Start
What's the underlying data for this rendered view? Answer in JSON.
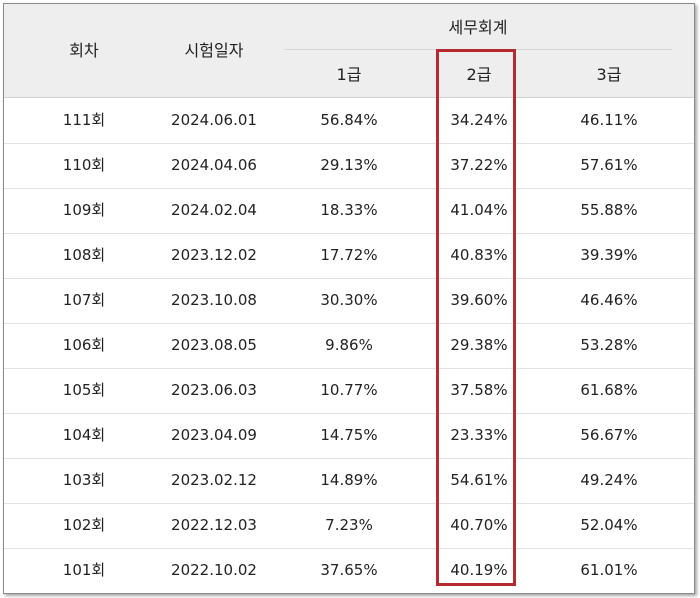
{
  "header": {
    "round": "회차",
    "date": "시험일자",
    "group": "세무회계",
    "grade1": "1급",
    "grade2": "2급",
    "grade3": "3급"
  },
  "rows": [
    {
      "round": "111회",
      "date": "2024.06.01",
      "g1": "56.84%",
      "g2": "34.24%",
      "g3": "46.11%"
    },
    {
      "round": "110회",
      "date": "2024.04.06",
      "g1": "29.13%",
      "g2": "37.22%",
      "g3": "57.61%"
    },
    {
      "round": "109회",
      "date": "2024.02.04",
      "g1": "18.33%",
      "g2": "41.04%",
      "g3": "55.88%"
    },
    {
      "round": "108회",
      "date": "2023.12.02",
      "g1": "17.72%",
      "g2": "40.83%",
      "g3": "39.39%"
    },
    {
      "round": "107회",
      "date": "2023.10.08",
      "g1": "30.30%",
      "g2": "39.60%",
      "g3": "46.46%"
    },
    {
      "round": "106회",
      "date": "2023.08.05",
      "g1": "9.86%",
      "g2": "29.38%",
      "g3": "53.28%"
    },
    {
      "round": "105회",
      "date": "2023.06.03",
      "g1": "10.77%",
      "g2": "37.58%",
      "g3": "61.68%"
    },
    {
      "round": "104회",
      "date": "2023.04.09",
      "g1": "14.75%",
      "g2": "23.33%",
      "g3": "56.67%"
    },
    {
      "round": "103회",
      "date": "2023.02.12",
      "g1": "14.89%",
      "g2": "54.61%",
      "g3": "49.24%"
    },
    {
      "round": "102회",
      "date": "2022.12.03",
      "g1": "7.23%",
      "g2": "40.70%",
      "g3": "52.04%"
    },
    {
      "round": "101회",
      "date": "2022.10.02",
      "g1": "37.65%",
      "g2": "40.19%",
      "g3": "61.01%"
    }
  ],
  "colors": {
    "highlight": "#b52a2f",
    "header_bg": "#eeeeee"
  }
}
End
- TASK -
Copy every line of the listing that includes the string "round".

- SOLUTION -
    "round": "회차",
      "round": "111회",
      "round": "110회",
      "round": "109회",
      "round": "108회",
      "round": "107회",
      "round": "106회",
      "round": "105회",
      "round": "104회",
      "round": "103회",
      "round": "102회",
      "round": "101회",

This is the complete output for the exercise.